Saved entries:
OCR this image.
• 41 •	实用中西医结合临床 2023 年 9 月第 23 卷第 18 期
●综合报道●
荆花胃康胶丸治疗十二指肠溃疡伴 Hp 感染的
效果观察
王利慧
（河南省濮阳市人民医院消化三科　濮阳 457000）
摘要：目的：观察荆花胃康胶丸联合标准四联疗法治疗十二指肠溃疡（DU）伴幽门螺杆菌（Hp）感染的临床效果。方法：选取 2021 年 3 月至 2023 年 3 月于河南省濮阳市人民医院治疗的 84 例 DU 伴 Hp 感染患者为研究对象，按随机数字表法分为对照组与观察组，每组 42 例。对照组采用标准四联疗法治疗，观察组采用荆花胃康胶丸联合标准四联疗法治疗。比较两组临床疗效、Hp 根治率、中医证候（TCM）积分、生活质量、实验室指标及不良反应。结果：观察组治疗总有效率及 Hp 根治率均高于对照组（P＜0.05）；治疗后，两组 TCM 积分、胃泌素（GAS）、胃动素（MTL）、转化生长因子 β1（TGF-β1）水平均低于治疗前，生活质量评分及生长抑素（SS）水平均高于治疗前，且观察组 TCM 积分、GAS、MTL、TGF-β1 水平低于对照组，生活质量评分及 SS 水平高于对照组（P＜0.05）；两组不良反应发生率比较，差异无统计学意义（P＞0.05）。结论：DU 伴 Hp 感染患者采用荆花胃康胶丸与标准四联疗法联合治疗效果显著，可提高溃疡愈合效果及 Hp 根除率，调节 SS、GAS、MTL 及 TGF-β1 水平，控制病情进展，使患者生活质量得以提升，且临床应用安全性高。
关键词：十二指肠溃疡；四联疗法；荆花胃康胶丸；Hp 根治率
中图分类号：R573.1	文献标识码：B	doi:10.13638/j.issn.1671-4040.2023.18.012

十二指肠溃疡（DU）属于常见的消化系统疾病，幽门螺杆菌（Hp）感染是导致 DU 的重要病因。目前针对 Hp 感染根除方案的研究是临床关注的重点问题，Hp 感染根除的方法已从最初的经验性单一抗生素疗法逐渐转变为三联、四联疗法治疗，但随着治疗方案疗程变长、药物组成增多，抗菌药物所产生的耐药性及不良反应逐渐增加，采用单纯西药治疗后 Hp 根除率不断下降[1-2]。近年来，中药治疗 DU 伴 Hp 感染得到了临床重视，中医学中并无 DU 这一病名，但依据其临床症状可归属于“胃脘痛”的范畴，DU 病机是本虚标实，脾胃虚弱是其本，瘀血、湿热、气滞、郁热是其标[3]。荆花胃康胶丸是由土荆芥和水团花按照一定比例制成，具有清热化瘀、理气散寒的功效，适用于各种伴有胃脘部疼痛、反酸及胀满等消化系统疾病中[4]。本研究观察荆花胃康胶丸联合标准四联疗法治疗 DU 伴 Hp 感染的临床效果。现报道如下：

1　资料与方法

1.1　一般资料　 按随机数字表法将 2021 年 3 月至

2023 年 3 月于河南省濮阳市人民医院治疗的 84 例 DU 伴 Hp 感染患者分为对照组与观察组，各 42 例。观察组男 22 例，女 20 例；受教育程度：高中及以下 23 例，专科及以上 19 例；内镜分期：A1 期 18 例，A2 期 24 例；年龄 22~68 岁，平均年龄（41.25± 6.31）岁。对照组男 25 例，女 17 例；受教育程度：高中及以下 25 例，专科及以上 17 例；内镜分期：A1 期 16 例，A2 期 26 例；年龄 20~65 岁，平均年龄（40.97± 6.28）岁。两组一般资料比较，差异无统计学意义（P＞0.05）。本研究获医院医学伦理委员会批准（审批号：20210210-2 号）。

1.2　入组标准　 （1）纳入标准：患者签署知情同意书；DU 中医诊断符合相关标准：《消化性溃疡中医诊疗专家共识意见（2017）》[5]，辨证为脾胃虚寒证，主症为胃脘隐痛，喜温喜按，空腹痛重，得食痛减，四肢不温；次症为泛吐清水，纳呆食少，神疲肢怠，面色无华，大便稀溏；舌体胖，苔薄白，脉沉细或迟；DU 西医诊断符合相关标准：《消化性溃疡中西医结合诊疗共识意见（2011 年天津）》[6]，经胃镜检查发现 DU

BRIEF: Every line containing the string "差异无统计学意义" must be listed.

WRITTEN RESPONSE:
摘要：目的：观察荆花胃康胶丸联合标准四联疗法治疗十二指肠溃疡（DU）伴幽门螺杆菌（Hp）感染的临床效果。方法：选取 2021 年 3 月至 2023 年 3 月于河南省濮阳市人民医院治疗的 84 例 DU 伴 Hp 感染患者为研究对象，按随机数字表法分为对照组与观察组，每组 42 例。对照组采用标准四联疗法治疗，观察组采用荆花胃康胶丸联合标准四联疗法治疗。比较两组临床疗效、Hp 根治率、中医证候（TCM）积分、生活质量、实验室指标及不良反应。结果：观察组治疗总有效率及 Hp 根治率均高于对照组（P＜0.05）；治疗后，两组 TCM 积分、胃泌素（GAS）、胃动素（MTL）、转化生长因子 β1（TGF-β1）水平均低于治疗前，生活质量评分及生长抑素（SS）水平均高于治疗前，且观察组 TCM 积分、GAS、MTL、TGF-β1 水平低于对照组，生活质量评分及 SS 水平高于对照组（P＜0.05）；两组不良反应发生率比较，差异无统计学意义（P＞0.05）。结论：DU 伴 Hp 感染患者采用荆花胃康胶丸与标准四联疗法联合治疗效果显著，可提高溃疡愈合效果及 Hp 根除率，调节 SS、GAS、MTL 及 TGF-β1 水平，控制病情进展，使患者生活质量得以提升，且临床应用安全性高。
2023 年 3 月于河南省濮阳市人民医院治疗的 84 例 DU 伴 Hp 感染患者分为对照组与观察组，各 42 例。观察组男 22 例，女 20 例；受教育程度：高中及以下 23 例，专科及以上 19 例；内镜分期：A1 期 18 例，A2 期 24 例；年龄 22~68 岁，平均年龄（41.25± 6.31）岁。对照组男 25 例，女 17 例；受教育程度：高中及以下 25 例，专科及以上 17 例；内镜分期：A1 期 16 例，A2 期 26 例；年龄 20~65 岁，平均年龄（40.97± 6.28）岁。两组一般资料比较，差异无统计学意义（P＞0.05）。本研究获医院医学伦理委员会批准（审批号：20210210-2 号）。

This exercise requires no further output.